EXTRACT:
*****

Learnixo

Deep Learning for AI Interviews · Lesson 14 of 56

Filters, Pooling, and Receptive Fields

The Convolution Filter

A filter (kernel) is a small weight matrix that slides over the input.
At each position, it computes the dot product with the overlapping patch.

3×3 filter applied to a 5×5 input:

Input:          Filter (edge detector):   Output at top-left position:
1 2 3 4 5       -1  0  1                (1×-1 + 2×0 + 3×1 +
3 4 5 6 7       -1  0  1                 3×-1 + 4×0 + 5×1 +
5 6 7 8 9       -1  0  1                 5×-1 + 6×0 + 7×1) = 6
7 8 9 1 2
9 1 2 3 4

The filter "detects" vertical edges (left-dark, right-bright patterns).
High positive response = pattern matches at this location.

Stride and Padding

Stride: how many pixels the filter moves each step
  stride=1 (default): overlap heavily, output size ≈ input size
  stride=2: skip every other position, halves output size
  stride used for downsampling (alternative to pooling)

Padding: add zeros around the input border
  padding=0 (valid): output shrinks with each conv layer
  padding=1 (same): output = input size (for 3×3 filter with stride=1)

Output size formula:
  H_out = floor((H_in + 2×padding - kernel_size) / stride) + 1

Examples:
  H_in=224, kernel=3, padding=1, stride=1: floor((224+2-3)/1)+1 = 224 (same)

*****

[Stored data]
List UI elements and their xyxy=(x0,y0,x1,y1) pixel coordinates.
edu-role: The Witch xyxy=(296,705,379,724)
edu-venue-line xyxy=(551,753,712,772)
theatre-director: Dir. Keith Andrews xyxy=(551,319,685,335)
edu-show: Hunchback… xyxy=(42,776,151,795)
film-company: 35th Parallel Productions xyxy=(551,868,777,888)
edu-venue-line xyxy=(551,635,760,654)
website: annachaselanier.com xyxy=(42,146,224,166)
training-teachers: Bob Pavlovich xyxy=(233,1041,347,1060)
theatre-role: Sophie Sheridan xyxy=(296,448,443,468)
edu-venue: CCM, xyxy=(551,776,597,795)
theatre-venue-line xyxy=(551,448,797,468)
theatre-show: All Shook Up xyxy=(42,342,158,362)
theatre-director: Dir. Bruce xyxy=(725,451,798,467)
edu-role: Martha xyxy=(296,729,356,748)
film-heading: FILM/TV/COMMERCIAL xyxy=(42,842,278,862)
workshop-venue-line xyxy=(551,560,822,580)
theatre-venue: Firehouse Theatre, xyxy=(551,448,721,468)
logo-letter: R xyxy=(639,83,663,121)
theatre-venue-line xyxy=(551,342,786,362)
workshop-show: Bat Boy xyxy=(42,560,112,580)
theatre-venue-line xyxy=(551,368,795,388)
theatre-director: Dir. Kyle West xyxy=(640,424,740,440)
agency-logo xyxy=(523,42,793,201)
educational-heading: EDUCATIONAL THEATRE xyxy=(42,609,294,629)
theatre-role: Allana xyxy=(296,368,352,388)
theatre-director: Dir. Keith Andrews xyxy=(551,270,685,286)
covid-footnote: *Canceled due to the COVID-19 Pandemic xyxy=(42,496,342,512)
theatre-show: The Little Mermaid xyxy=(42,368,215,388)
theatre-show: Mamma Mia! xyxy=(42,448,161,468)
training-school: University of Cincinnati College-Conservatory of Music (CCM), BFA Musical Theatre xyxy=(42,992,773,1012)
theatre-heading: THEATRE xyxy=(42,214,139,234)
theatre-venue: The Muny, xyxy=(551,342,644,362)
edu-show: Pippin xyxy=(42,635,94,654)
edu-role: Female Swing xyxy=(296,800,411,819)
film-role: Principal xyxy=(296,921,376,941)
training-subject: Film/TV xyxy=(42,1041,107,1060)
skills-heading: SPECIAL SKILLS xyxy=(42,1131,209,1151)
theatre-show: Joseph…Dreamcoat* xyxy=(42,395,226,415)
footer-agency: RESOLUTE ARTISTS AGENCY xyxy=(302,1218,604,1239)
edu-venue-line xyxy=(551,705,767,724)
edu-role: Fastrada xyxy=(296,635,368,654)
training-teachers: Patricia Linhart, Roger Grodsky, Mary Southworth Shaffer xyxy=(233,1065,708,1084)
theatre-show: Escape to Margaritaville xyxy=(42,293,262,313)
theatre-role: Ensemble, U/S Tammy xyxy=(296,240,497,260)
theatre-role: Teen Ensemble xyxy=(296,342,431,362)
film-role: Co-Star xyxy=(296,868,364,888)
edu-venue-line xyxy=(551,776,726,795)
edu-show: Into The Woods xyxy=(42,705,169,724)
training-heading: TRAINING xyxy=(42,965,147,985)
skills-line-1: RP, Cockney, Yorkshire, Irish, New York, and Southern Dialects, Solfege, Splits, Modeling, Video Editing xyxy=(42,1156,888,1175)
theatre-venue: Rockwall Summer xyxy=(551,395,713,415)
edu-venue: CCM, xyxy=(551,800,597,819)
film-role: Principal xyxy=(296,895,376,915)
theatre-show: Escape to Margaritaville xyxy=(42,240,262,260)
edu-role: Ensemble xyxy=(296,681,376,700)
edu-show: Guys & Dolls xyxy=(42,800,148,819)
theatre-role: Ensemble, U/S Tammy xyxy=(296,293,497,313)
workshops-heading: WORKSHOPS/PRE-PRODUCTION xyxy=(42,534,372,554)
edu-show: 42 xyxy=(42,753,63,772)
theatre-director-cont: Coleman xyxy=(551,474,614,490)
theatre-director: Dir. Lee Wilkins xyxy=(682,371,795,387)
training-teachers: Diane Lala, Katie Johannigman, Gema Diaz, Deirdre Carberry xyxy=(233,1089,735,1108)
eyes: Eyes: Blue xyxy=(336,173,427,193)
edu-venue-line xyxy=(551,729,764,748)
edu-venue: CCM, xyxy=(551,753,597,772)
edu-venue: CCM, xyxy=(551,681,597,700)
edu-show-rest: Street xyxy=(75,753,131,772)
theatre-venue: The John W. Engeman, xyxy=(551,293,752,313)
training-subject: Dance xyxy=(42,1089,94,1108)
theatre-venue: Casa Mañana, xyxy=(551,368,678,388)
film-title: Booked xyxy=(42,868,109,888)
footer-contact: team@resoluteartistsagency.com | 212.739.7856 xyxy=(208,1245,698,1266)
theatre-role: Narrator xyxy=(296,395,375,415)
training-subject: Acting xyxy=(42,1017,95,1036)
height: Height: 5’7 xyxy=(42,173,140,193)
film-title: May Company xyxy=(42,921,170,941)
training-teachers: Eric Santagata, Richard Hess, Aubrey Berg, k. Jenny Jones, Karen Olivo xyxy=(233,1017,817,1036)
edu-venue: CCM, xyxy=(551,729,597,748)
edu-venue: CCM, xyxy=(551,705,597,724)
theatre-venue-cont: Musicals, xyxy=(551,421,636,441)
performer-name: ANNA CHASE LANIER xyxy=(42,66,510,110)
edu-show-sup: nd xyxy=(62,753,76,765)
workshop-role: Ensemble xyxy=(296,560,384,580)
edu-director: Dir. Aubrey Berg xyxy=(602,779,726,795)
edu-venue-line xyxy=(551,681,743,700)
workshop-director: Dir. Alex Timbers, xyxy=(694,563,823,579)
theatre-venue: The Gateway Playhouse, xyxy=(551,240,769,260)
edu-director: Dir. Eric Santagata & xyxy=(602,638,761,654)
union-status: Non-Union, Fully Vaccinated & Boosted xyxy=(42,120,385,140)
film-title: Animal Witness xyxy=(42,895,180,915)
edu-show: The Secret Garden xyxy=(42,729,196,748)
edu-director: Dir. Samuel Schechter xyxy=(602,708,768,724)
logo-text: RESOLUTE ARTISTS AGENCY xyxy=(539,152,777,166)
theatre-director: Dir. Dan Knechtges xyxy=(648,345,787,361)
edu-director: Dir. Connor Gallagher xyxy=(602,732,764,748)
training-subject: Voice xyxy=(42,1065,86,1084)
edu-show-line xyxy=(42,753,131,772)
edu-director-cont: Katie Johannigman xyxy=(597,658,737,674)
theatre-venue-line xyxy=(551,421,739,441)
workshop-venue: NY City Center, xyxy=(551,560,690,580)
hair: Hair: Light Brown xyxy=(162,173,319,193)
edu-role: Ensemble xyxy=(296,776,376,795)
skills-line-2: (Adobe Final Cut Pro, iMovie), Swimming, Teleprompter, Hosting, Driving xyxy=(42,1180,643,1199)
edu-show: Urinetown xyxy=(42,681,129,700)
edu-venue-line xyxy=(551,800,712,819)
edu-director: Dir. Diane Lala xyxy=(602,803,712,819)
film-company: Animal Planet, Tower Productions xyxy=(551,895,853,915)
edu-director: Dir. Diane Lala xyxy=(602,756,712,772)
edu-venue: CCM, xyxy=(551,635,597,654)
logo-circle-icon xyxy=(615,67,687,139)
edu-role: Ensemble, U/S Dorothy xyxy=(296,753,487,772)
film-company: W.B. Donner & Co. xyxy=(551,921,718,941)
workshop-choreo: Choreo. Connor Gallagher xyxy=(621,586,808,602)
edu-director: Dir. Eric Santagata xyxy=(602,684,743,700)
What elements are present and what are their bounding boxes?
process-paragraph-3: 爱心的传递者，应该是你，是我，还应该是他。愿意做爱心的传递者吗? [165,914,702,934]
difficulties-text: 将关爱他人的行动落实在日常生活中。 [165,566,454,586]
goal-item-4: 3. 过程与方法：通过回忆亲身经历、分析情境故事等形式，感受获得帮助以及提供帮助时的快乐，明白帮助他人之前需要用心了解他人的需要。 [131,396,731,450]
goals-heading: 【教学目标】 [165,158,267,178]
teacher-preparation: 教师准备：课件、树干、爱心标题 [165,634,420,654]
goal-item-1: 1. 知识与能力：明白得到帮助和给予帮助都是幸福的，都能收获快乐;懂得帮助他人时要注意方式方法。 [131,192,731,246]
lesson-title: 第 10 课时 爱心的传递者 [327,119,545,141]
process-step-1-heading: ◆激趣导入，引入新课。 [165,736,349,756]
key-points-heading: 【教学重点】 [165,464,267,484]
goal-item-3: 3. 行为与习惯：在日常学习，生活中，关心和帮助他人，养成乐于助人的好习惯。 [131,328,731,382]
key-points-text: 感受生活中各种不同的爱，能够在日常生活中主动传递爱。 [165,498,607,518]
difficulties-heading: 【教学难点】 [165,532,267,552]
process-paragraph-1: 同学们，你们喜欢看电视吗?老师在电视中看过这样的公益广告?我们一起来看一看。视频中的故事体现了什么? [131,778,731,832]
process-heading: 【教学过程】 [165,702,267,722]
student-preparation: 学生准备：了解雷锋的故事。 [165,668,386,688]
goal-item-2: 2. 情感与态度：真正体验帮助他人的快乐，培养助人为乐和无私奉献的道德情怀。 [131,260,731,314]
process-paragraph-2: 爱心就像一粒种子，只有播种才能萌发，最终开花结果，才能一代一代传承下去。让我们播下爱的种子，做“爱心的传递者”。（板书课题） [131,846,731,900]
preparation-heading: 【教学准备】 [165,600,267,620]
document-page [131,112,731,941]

*****

EXERCISE:
Quote the lesson on filters and pooling, starting at "Filters, Pooling, and" and ending at "the overlapping patch.". This material comes from a separate source.

COMPLETED EXERCISE:
Filters, Pooling, and Receptive Fields

The Convolution Filter

A filter (kernel) is a small weight matrix that slides over the input.
At each position, it computes the dot product with the overlapping patch.